INFORMATION SUPPLIED
++++++

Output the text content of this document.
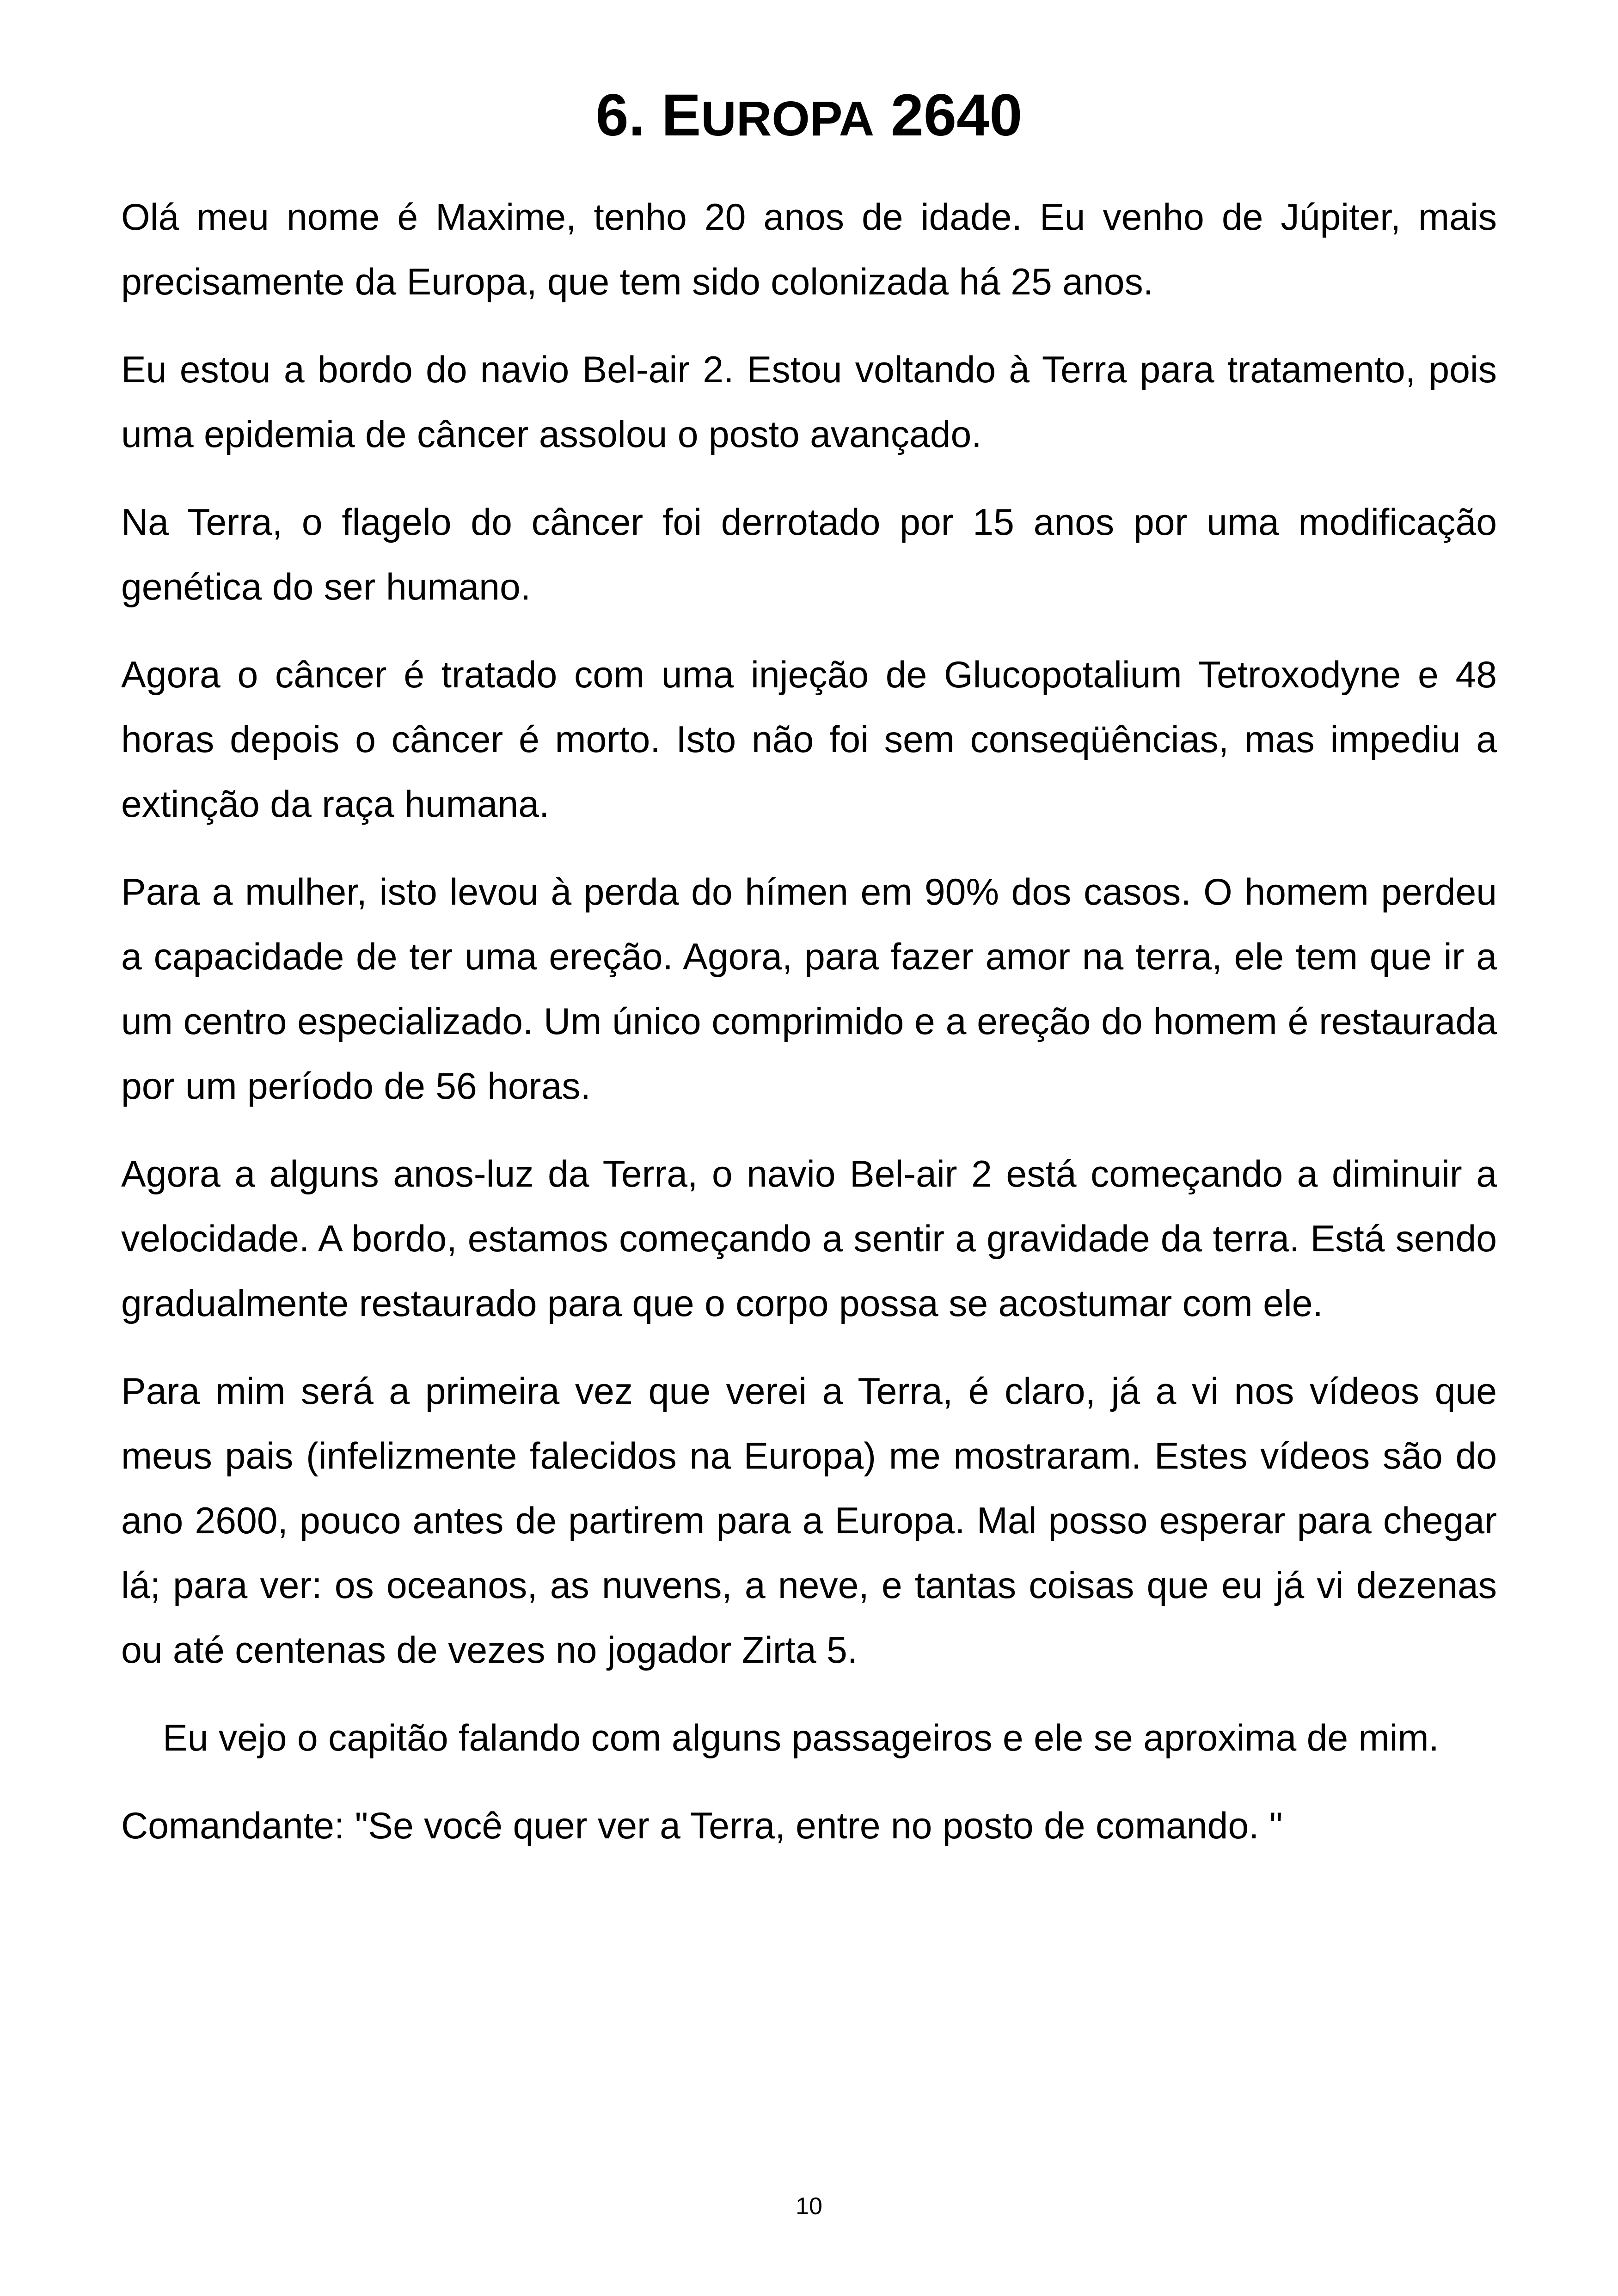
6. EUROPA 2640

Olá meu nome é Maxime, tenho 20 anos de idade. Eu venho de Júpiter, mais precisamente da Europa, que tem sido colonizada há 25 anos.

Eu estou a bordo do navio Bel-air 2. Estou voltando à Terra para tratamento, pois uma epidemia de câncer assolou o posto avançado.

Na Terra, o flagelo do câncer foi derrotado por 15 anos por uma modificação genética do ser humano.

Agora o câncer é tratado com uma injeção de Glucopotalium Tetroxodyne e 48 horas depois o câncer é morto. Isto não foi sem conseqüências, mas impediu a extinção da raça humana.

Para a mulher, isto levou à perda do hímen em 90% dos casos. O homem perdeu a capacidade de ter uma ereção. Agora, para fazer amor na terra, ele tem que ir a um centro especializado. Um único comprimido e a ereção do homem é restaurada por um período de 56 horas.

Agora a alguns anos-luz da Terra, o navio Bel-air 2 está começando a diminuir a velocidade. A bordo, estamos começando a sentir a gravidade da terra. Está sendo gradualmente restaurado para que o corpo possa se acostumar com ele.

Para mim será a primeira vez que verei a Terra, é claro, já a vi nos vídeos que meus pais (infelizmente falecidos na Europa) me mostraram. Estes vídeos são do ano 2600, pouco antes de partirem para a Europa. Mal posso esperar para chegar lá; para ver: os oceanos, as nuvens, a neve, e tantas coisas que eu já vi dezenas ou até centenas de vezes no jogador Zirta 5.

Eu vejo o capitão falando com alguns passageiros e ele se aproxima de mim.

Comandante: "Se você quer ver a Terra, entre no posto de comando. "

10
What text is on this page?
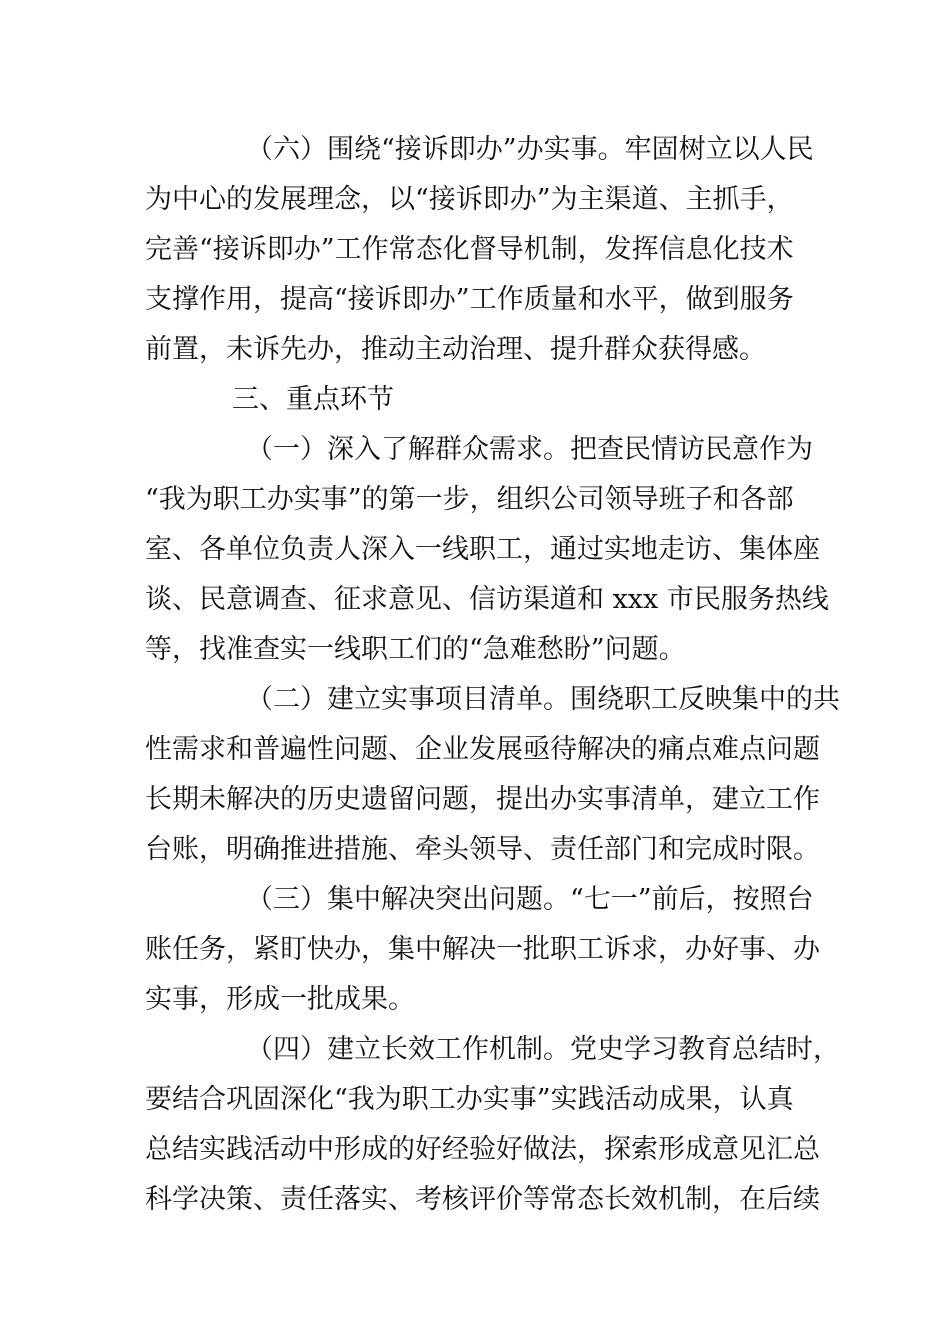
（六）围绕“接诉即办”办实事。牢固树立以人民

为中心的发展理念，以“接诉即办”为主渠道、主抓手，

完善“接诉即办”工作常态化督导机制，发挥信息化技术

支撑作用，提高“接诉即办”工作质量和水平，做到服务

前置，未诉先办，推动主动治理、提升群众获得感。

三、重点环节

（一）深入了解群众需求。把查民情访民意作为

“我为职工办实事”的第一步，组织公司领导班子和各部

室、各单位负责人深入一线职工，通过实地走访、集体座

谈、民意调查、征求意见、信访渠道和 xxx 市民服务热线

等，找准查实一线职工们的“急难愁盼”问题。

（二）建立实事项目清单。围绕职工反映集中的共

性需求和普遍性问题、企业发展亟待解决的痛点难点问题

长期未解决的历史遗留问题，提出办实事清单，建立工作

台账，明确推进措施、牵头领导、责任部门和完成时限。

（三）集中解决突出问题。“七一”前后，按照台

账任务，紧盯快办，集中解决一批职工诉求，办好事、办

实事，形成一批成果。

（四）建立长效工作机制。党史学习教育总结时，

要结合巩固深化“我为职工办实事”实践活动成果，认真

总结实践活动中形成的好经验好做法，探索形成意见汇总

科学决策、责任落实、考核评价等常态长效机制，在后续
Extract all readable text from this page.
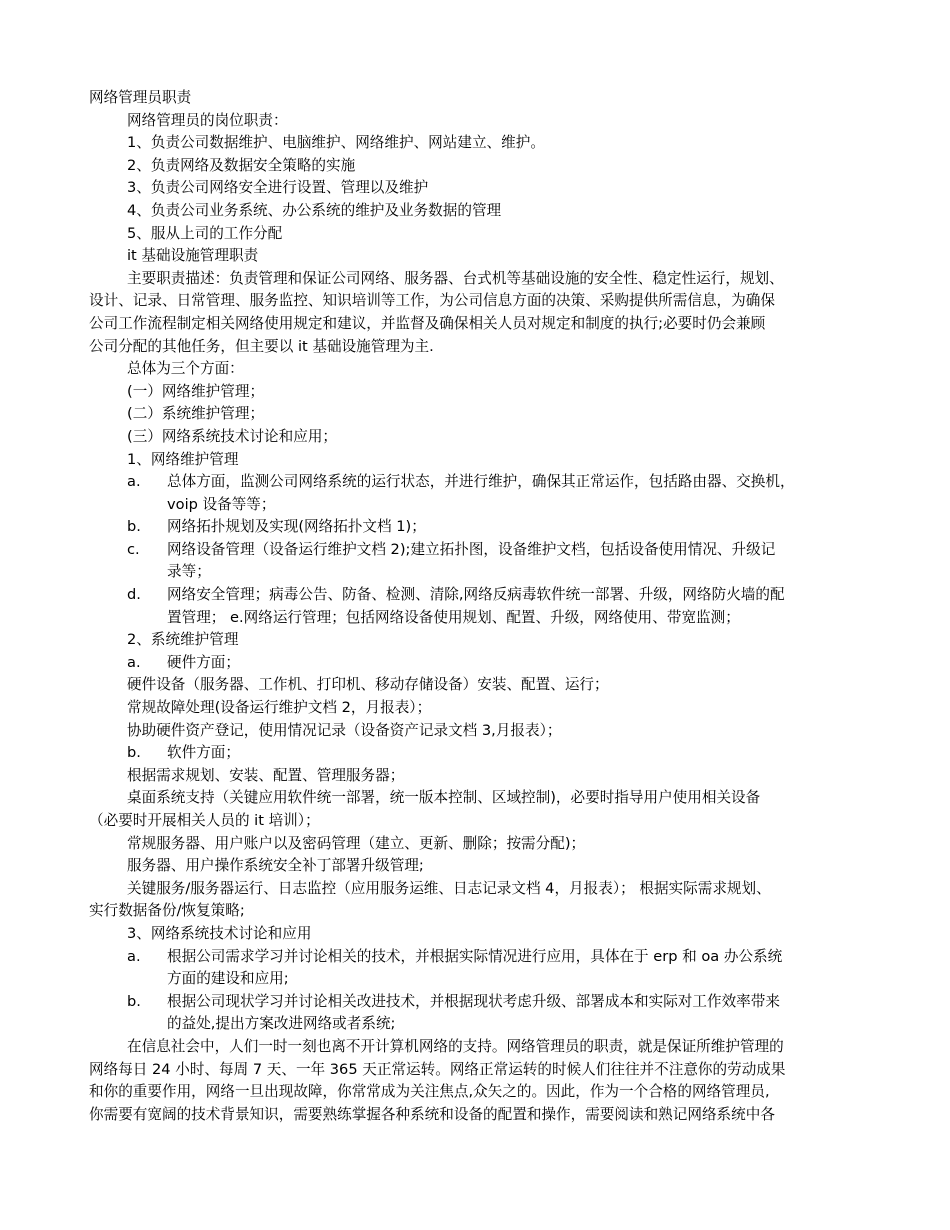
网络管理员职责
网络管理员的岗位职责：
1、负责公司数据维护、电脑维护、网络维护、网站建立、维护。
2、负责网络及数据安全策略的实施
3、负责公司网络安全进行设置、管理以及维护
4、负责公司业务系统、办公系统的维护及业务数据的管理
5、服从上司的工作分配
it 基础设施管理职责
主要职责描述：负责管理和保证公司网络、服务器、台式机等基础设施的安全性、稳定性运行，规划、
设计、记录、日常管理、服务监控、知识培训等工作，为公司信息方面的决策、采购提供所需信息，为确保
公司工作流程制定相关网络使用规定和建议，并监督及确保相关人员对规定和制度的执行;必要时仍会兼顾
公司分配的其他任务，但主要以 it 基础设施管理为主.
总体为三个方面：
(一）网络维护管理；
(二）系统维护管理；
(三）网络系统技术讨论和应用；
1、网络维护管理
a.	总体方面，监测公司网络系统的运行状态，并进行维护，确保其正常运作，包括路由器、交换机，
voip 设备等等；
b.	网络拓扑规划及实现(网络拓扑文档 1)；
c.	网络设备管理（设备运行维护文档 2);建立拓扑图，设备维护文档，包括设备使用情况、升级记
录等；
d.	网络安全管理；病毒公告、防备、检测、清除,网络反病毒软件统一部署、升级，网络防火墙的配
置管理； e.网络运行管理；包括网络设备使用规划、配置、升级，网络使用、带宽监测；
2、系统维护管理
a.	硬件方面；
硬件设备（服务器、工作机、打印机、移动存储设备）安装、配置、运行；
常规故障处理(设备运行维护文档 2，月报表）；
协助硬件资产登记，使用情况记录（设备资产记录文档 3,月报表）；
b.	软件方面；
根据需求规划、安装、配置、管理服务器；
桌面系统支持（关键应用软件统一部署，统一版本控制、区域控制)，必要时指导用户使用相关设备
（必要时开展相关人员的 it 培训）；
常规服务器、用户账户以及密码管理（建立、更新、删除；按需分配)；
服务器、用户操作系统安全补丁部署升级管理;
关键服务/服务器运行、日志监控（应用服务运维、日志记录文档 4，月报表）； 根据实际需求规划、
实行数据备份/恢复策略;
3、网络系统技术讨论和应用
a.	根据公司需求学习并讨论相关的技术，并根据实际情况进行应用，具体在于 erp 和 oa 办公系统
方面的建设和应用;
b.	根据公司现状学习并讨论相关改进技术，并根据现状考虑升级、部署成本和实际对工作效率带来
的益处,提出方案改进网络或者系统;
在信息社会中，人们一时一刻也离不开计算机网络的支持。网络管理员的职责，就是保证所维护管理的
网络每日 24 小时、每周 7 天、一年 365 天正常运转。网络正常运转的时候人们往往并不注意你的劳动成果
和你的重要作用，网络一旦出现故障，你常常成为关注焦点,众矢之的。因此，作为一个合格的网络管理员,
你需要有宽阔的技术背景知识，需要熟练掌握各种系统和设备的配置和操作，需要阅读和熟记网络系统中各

++++++

SHORT PROBLEM
Give the data above again in full and unchanged, skipping the pictures.

EXERCISE SOLUTION
Output the text content of this document.
6. EUROPA 2640

Olá meu nome é Maxime, tenho 20 anos de idade. Eu venho de Júpiter, mais precisamente da Europa, que tem sido colonizada há 25 anos.

Eu estou a bordo do navio Bel-air 2. Estou voltando à Terra para tratamento, pois uma epidemia de câncer assolou o posto avançado.

Na Terra, o flagelo do câncer foi derrotado por 15 anos por uma modificação genética do ser humano.

Agora o câncer é tratado com uma injeção de Glucopotalium Tetroxodyne e 48 horas depois o câncer é morto. Isto não foi sem conseqüências, mas impediu a extinção da raça humana.

Para a mulher, isto levou à perda do hímen em 90% dos casos. O homem perdeu a capacidade de ter uma ereção. Agora, para fazer amor na terra, ele tem que ir a um centro especializado. Um único comprimido e a ereção do homem é restaurada por um período de 56 horas.

Agora a alguns anos-luz da Terra, o navio Bel-air 2 está começando a diminuir a velocidade. A bordo, estamos começando a sentir a gravidade da terra. Está sendo gradualmente restaurado para que o corpo possa se acostumar com ele.

Para mim será a primeira vez que verei a Terra, é claro, já a vi nos vídeos que meus pais (infelizmente falecidos na Europa) me mostraram. Estes vídeos são do ano 2600, pouco antes de partirem para a Europa. Mal posso esperar para chegar lá; para ver: os oceanos, as nuvens, a neve, e tantas coisas que eu já vi dezenas ou até centenas de vezes no jogador Zirta 5.

Eu vejo o capitão falando com alguns passageiros e ele se aproxima de mim.

Comandante: "Se você quer ver a Terra, entre no posto de comando. "

10
What text is on this page?
（六）围绕“接诉即办”办实事。牢固树立以人民

为中心的发展理念，以“接诉即办”为主渠道、主抓手，

完善“接诉即办”工作常态化督导机制，发挥信息化技术

支撑作用，提高“接诉即办”工作质量和水平，做到服务

前置，未诉先办，推动主动治理、提升群众获得感。

三、重点环节

（一）深入了解群众需求。把查民情访民意作为

“我为职工办实事”的第一步，组织公司领导班子和各部

室、各单位负责人深入一线职工，通过实地走访、集体座

谈、民意调查、征求意见、信访渠道和 xxx 市民服务热线

等，找准查实一线职工们的“急难愁盼”问题。

（二）建立实事项目清单。围绕职工反映集中的共

性需求和普遍性问题、企业发展亟待解决的痛点难点问题

长期未解决的历史遗留问题，提出办实事清单，建立工作

台账，明确推进措施、牵头领导、责任部门和完成时限。

（三）集中解决突出问题。“七一”前后，按照台

账任务，紧盯快办，集中解决一批职工诉求，办好事、办

实事，形成一批成果。

（四）建立长效工作机制。党史学习教育总结时，

要结合巩固深化“我为职工办实事”实践活动成果，认真

总结实践活动中形成的好经验好做法，探索形成意见汇总

科学决策、责任落实、考核评价等常态长效机制，在后续
Extract all readable text from this page.
网络管理员职责
网络管理员的岗位职责：
1、负责公司数据维护、电脑维护、网络维护、网站建立、维护。
2、负责网络及数据安全策略的实施
3、负责公司网络安全进行设置、管理以及维护
4、负责公司业务系统、办公系统的维护及业务数据的管理
5、服从上司的工作分配
it 基础设施管理职责
主要职责描述：负责管理和保证公司网络、服务器、台式机等基础设施的安全性、稳定性运行，规划、
设计、记录、日常管理、服务监控、知识培训等工作，为公司信息方面的决策、采购提供所需信息，为确保
公司工作流程制定相关网络使用规定和建议，并监督及确保相关人员对规定和制度的执行;必要时仍会兼顾
公司分配的其他任务，但主要以 it 基础设施管理为主.
总体为三个方面：
(一）网络维护管理；
(二）系统维护管理；
(三）网络系统技术讨论和应用；
1、网络维护管理
a.	总体方面，监测公司网络系统的运行状态，并进行维护，确保其正常运作，包括路由器、交换机，
voip 设备等等；
b.	网络拓扑规划及实现(网络拓扑文档 1)；
c.	网络设备管理（设备运行维护文档 2);建立拓扑图，设备维护文档，包括设备使用情况、升级记
录等；
d.	网络安全管理；病毒公告、防备、检测、清除,网络反病毒软件统一部署、升级，网络防火墙的配
置管理； e.网络运行管理；包括网络设备使用规划、配置、升级，网络使用、带宽监测；
2、系统维护管理
a.	硬件方面；
硬件设备（服务器、工作机、打印机、移动存储设备）安装、配置、运行；
常规故障处理(设备运行维护文档 2，月报表）；
协助硬件资产登记，使用情况记录（设备资产记录文档 3,月报表）；
b.	软件方面；
根据需求规划、安装、配置、管理服务器；
桌面系统支持（关键应用软件统一部署，统一版本控制、区域控制)，必要时指导用户使用相关设备
（必要时开展相关人员的 it 培训）；
常规服务器、用户账户以及密码管理（建立、更新、删除；按需分配)；
服务器、用户操作系统安全补丁部署升级管理;
关键服务/服务器运行、日志监控（应用服务运维、日志记录文档 4，月报表）； 根据实际需求规划、
实行数据备份/恢复策略;
3、网络系统技术讨论和应用
a.	根据公司需求学习并讨论相关的技术，并根据实际情况进行应用，具体在于 erp 和 oa 办公系统
方面的建设和应用;
b.	根据公司现状学习并讨论相关改进技术，并根据现状考虑升级、部署成本和实际对工作效率带来
的益处,提出方案改进网络或者系统;
在信息社会中，人们一时一刻也离不开计算机网络的支持。网络管理员的职责，就是保证所维护管理的
网络每日 24 小时、每周 7 天、一年 365 天正常运转。网络正常运转的时候人们往往并不注意你的劳动成果
和你的重要作用，网络一旦出现故障，你常常成为关注焦点,众矢之的。因此，作为一个合格的网络管理员,
你需要有宽阔的技术背景知识，需要熟练掌握各种系统和设备的配置和操作，需要阅读和熟记网络系统中各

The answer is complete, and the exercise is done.